# Provided data:

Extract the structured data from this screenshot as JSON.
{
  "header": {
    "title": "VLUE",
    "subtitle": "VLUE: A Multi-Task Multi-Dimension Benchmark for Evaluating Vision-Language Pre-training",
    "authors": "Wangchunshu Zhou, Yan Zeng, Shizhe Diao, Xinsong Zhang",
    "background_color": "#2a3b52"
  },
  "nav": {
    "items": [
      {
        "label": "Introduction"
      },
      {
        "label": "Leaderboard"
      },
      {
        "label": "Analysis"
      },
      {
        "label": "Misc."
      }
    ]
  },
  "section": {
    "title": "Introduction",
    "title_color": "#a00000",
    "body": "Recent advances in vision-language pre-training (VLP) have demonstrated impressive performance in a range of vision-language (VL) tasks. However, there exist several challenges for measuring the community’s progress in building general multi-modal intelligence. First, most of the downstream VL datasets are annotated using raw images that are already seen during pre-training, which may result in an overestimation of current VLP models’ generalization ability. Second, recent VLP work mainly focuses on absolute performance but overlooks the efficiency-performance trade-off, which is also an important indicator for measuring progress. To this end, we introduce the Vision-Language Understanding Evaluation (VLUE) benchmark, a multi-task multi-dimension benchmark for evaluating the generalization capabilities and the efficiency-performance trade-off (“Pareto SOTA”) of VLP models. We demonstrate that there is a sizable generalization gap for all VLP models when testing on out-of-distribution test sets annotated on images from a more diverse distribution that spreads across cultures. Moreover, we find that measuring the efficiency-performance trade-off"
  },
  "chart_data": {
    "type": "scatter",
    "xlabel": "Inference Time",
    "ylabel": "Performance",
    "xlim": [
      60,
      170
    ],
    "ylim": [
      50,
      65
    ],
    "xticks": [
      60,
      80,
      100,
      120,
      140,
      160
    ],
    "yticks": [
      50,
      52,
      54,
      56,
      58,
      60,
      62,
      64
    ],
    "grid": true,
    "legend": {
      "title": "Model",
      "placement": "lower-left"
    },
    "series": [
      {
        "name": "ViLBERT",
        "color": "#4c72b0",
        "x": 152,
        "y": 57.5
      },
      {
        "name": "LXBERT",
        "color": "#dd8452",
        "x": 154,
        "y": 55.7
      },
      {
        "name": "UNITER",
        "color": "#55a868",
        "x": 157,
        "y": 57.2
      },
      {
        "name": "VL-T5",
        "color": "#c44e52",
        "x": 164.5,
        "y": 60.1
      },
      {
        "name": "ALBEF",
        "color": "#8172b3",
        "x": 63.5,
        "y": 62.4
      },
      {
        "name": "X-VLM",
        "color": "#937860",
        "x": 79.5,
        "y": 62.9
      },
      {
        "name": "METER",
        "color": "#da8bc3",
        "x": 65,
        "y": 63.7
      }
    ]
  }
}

# Task:
Your task is to repeat each line of the material exactly.

# Task output:
Extract the structured data from this screenshot as JSON.
{
  "header": {
    "title": "VLUE",
    "subtitle": "VLUE: A Multi-Task Multi-Dimension Benchmark for Evaluating Vision-Language Pre-training",
    "authors": "Wangchunshu Zhou, Yan Zeng, Shizhe Diao, Xinsong Zhang",
    "background_color": "#2a3b52"
  },
  "nav": {
    "items": [
      {
        "label": "Introduction"
      },
      {
        "label": "Leaderboard"
      },
      {
        "label": "Analysis"
      },
      {
        "label": "Misc."
      }
    ]
  },
  "section": {
    "title": "Introduction",
    "title_color": "#a00000",
    "body": "Recent advances in vision-language pre-training (VLP) have demonstrated impressive performance in a range of vision-language (VL) tasks. However, there exist several challenges for measuring the community’s progress in building general multi-modal intelligence. First, most of the downstream VL datasets are annotated using raw images that are already seen during pre-training, which may result in an overestimation of current VLP models’ generalization ability. Second, recent VLP work mainly focuses on absolute performance but overlooks the efficiency-performance trade-off, which is also an important indicator for measuring progress. To this end, we introduce the Vision-Language Understanding Evaluation (VLUE) benchmark, a multi-task multi-dimension benchmark for evaluating the generalization capabilities and the efficiency-performance trade-off (“Pareto SOTA”) of VLP models. We demonstrate that there is a sizable generalization gap for all VLP models when testing on out-of-distribution test sets annotated on images from a more diverse distribution that spreads across cultures. Moreover, we find that measuring the efficiency-performance trade-off"
  },
  "chart_data": {
    "type": "scatter",
    "xlabel": "Inference Time",
    "ylabel": "Performance",
    "xlim": [
      60,
      170
    ],
    "ylim": [
      50,
      65
    ],
    "xticks": [
      60,
      80,
      100,
      120,
      140,
      160
    ],
    "yticks": [
      50,
      52,
      54,
      56,
      58,
      60,
      62,
      64
    ],
    "grid": true,
    "legend": {
      "title": "Model",
      "placement": "lower-left"
    },
    "series": [
      {
        "name": "ViLBERT",
        "color": "#4c72b0",
        "x": 152,
        "y": 57.5
      },
      {
        "name": "LXBERT",
        "color": "#dd8452",
        "x": 154,
        "y": 55.7
      },
      {
        "name": "UNITER",
        "color": "#55a868",
        "x": 157,
        "y": 57.2
      },
      {
        "name": "VL-T5",
        "color": "#c44e52",
        "x": 164.5,
        "y": 60.1
      },
      {
        "name": "ALBEF",
        "color": "#8172b3",
        "x": 63.5,
        "y": 62.4
      },
      {
        "name": "X-VLM",
        "color": "#937860",
        "x": 79.5,
        "y": 62.9
      },
      {
        "name": "METER",
        "color": "#da8bc3",
        "x": 65,
        "y": 63.7
      }
    ]
  }
}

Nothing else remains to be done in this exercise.